• Task objective
Please state how many lines in the records contain the string "MMBtu", with no words besides the number.

--

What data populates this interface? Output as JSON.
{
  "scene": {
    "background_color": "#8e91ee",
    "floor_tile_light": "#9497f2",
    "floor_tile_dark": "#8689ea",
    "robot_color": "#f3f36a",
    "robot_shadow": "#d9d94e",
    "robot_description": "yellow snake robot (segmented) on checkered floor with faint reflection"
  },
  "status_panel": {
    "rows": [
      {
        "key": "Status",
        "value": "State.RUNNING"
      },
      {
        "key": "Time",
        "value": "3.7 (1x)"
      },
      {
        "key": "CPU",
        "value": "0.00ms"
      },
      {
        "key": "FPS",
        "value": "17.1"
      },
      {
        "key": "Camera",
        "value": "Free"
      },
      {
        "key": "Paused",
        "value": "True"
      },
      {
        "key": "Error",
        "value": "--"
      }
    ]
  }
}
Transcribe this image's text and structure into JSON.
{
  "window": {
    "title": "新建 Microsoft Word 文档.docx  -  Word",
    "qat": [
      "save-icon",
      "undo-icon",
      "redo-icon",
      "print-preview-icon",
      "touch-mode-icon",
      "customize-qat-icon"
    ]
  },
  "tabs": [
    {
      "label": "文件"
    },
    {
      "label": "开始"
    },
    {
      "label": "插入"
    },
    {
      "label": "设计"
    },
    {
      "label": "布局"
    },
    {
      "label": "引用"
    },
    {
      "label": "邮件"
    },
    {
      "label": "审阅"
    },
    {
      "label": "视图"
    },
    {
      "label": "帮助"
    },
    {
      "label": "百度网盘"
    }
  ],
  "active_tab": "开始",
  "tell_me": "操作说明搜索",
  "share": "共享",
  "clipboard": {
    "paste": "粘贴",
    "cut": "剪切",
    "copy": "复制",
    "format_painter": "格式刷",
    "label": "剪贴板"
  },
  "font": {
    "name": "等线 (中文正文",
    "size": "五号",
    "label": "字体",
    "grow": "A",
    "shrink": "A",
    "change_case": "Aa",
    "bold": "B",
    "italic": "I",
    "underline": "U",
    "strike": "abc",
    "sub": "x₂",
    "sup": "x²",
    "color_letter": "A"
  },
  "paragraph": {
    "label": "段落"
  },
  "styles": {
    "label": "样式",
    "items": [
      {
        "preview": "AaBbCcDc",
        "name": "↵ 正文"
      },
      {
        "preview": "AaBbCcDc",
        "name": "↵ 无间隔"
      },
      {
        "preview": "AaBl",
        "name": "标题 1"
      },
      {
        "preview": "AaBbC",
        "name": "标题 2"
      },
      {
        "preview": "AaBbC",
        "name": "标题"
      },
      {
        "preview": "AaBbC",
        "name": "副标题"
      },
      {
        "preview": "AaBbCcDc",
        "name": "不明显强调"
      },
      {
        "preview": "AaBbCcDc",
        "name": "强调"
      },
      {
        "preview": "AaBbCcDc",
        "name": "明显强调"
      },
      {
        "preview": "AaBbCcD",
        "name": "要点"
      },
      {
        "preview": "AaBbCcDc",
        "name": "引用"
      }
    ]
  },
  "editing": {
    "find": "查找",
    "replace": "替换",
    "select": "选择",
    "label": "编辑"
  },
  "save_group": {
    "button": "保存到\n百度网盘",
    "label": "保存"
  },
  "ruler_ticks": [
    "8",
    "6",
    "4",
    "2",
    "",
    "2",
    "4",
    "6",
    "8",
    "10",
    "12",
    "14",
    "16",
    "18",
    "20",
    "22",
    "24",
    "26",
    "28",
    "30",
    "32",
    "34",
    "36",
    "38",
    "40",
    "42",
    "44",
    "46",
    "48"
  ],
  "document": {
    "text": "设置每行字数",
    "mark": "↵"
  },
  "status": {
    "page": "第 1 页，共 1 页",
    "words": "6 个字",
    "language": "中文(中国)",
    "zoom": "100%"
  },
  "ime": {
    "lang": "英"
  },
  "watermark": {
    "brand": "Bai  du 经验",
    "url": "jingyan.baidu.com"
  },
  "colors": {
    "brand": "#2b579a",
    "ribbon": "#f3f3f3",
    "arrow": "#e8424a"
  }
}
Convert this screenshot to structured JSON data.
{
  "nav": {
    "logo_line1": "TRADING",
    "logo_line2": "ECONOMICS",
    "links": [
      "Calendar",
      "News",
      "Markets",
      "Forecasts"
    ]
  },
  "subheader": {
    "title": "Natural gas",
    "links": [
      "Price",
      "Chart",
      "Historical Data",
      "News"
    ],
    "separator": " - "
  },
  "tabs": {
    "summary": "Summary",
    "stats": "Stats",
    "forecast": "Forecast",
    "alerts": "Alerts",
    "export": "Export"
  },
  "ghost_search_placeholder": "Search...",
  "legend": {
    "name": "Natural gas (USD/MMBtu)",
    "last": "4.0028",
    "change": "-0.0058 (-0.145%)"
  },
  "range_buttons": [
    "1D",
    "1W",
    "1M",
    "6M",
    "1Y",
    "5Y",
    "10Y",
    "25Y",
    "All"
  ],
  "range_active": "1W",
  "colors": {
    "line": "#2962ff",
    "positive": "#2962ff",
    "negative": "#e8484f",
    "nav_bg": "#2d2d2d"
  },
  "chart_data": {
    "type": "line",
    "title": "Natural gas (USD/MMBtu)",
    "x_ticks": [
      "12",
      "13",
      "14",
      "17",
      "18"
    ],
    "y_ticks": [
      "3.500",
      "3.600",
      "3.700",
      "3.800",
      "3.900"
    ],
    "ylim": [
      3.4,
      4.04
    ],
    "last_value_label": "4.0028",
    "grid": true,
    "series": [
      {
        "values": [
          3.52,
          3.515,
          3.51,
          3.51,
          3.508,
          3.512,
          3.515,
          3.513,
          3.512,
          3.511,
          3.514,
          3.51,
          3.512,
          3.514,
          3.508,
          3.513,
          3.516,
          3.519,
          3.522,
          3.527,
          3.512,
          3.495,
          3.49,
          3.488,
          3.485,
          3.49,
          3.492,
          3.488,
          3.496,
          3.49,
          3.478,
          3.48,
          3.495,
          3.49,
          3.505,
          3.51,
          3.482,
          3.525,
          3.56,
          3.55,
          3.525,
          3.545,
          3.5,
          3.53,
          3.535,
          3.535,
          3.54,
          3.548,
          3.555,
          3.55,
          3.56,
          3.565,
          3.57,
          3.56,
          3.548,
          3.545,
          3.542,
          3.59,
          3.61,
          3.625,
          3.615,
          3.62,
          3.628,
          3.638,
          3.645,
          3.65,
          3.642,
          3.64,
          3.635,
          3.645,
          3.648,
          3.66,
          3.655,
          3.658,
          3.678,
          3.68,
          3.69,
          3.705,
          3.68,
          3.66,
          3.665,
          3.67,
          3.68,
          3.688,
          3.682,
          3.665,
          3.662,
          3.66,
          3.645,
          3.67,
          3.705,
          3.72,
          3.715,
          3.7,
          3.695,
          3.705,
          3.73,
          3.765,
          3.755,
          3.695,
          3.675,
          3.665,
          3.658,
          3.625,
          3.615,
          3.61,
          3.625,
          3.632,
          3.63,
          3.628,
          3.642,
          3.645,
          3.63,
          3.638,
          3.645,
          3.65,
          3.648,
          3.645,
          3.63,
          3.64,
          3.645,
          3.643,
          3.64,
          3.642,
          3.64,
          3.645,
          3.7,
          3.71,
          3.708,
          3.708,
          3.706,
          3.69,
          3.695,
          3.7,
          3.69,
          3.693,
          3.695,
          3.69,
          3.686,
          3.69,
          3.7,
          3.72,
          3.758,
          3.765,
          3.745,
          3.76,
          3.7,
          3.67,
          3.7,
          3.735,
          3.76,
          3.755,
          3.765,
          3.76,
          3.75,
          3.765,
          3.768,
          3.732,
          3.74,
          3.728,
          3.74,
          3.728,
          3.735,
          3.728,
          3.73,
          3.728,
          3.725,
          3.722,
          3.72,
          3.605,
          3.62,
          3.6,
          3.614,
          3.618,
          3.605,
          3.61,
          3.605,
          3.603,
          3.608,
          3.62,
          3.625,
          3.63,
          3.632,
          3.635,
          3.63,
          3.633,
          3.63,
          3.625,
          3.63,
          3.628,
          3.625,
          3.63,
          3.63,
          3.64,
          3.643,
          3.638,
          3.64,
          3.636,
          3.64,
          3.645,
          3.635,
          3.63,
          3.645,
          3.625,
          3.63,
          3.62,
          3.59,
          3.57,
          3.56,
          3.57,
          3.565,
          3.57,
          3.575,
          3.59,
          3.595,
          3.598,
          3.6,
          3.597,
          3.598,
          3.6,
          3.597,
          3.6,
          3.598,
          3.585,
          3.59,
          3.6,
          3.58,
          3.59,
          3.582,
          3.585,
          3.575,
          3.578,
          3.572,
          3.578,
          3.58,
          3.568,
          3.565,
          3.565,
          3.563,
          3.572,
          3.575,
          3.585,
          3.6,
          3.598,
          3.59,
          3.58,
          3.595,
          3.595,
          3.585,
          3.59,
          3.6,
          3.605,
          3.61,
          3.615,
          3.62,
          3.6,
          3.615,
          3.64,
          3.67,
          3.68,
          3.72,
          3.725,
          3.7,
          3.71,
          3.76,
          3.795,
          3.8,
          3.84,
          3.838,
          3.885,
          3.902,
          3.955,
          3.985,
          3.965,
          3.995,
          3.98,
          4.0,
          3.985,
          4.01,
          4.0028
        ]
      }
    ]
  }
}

--

• Solved exercise
2